## [WHAT TO WORK ON]
Skip the pictures. Copy all the rest of the records down exactly.

## [STORED DATA]

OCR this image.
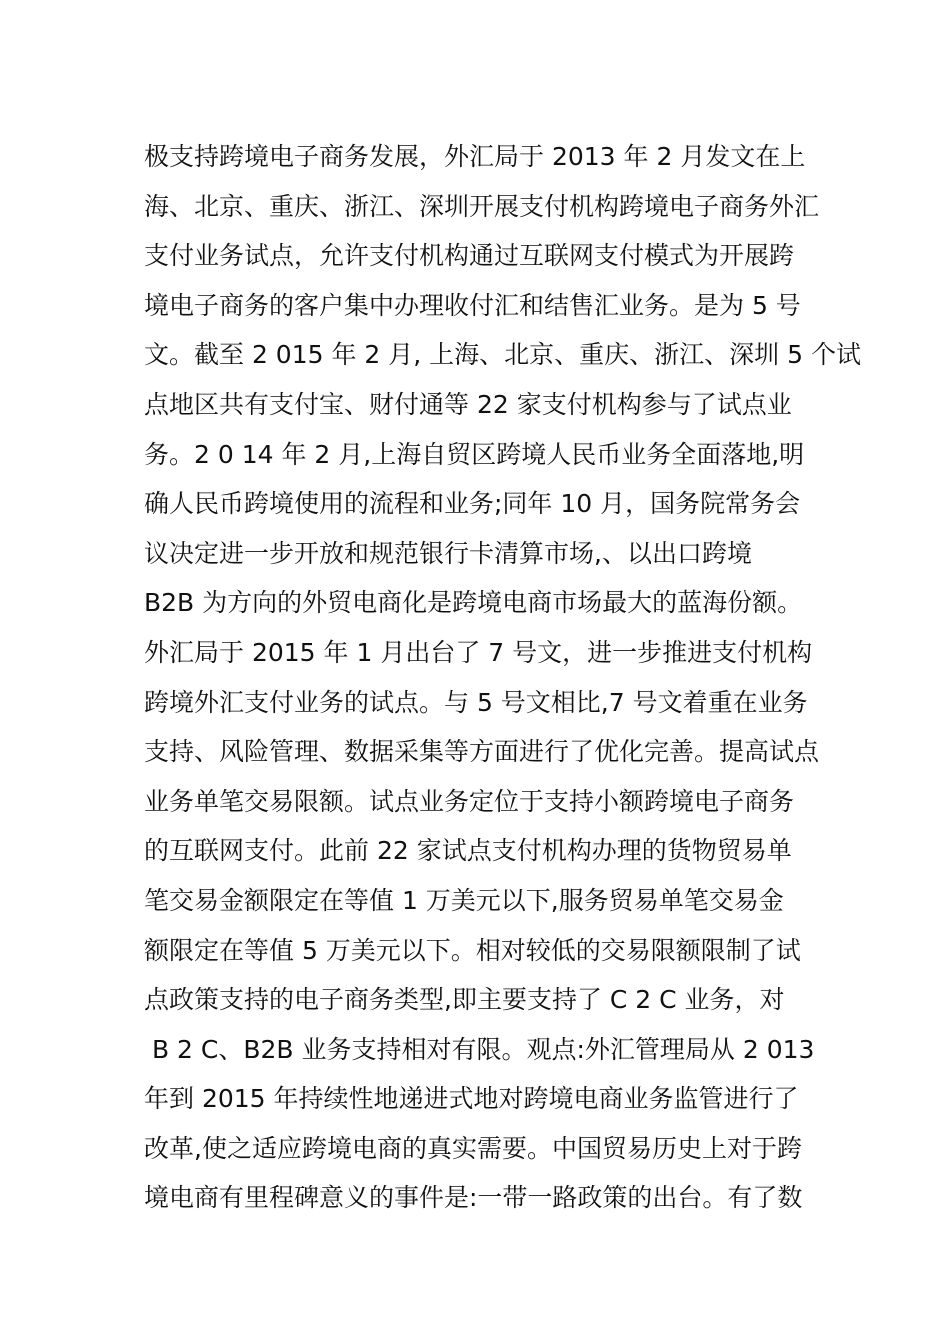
极支持跨境电子商务发展，外汇局于 2013 年 2 月发文在上
海、北京、重庆、浙江、深圳开展支付机构跨境电子商务外汇
支付业务试点，允许支付机构通过互联网支付模式为开展跨
境电子商务的客户集中办理收付汇和结售汇业务。是为 5 号
文。截至 2 015 年 2 月, 上海、北京、重庆、浙江、深圳 5 个试
点地区共有支付宝、财付通等 22 家支付机构参与了试点业
务。2 0 14 年 2 月,上海自贸区跨境人民币业务全面落地,明
确人民币跨境使用的流程和业务;同年 10 月，国务院常务会
议决定进一步开放和规范银行卡清算市场,、以出口跨境
B2B 为方向的外贸电商化是跨境电商市场最大的蓝海份额。
外汇局于 2015 年 1 月出台了 7 号文，进一步推进支付机构
跨境外汇支付业务的试点。与 5 号文相比,7 号文着重在业务
支持、风险管理、数据采集等方面进行了优化完善。提高试点
业务单笔交易限额。试点业务定位于支持小额跨境电子商务
的互联网支付。此前 22 家试点支付机构办理的货物贸易单
笔交易金额限定在等值 1 万美元以下,服务贸易单笔交易金
额限定在等值 5 万美元以下。相对较低的交易限额限制了试
点政策支持的电子商务类型,即主要支持了 C 2 C 业务，对
B 2 C、B2B 业务支持相对有限。观点:外汇管理局从 2 013
年到 2015 年持续性地递进式地对跨境电商业务监管进行了
改革,使之适应跨境电商的真实需要。中国贸易历史上对于跨
境电商有里程碑意义的事件是:一带一路政策的出台。有了数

## [OUTPUT FOR THIS EXERCISE]
OCR this image.
极支持跨境电子商务发展，外汇局于 2013 年 2 月发文在上
海、北京、重庆、浙江、深圳开展支付机构跨境电子商务外汇
支付业务试点，允许支付机构通过互联网支付模式为开展跨
境电子商务的客户集中办理收付汇和结售汇业务。是为 5 号
文。截至 2 015 年 2 月, 上海、北京、重庆、浙江、深圳 5 个试
点地区共有支付宝、财付通等 22 家支付机构参与了试点业
务。2 0 14 年 2 月,上海自贸区跨境人民币业务全面落地,明
确人民币跨境使用的流程和业务;同年 10 月，国务院常务会
议决定进一步开放和规范银行卡清算市场,、以出口跨境
B2B 为方向的外贸电商化是跨境电商市场最大的蓝海份额。
外汇局于 2015 年 1 月出台了 7 号文，进一步推进支付机构
跨境外汇支付业务的试点。与 5 号文相比,7 号文着重在业务
支持、风险管理、数据采集等方面进行了优化完善。提高试点
业务单笔交易限额。试点业务定位于支持小额跨境电子商务
的互联网支付。此前 22 家试点支付机构办理的货物贸易单
笔交易金额限定在等值 1 万美元以下,服务贸易单笔交易金
额限定在等值 5 万美元以下。相对较低的交易限额限制了试
点政策支持的电子商务类型,即主要支持了 C 2 C 业务，对
B 2 C、B2B 业务支持相对有限。观点:外汇管理局从 2 013
年到 2015 年持续性地递进式地对跨境电商业务监管进行了
改革,使之适应跨境电商的真实需要。中国贸易历史上对于跨
境电商有里程碑意义的事件是:一带一路政策的出台。有了数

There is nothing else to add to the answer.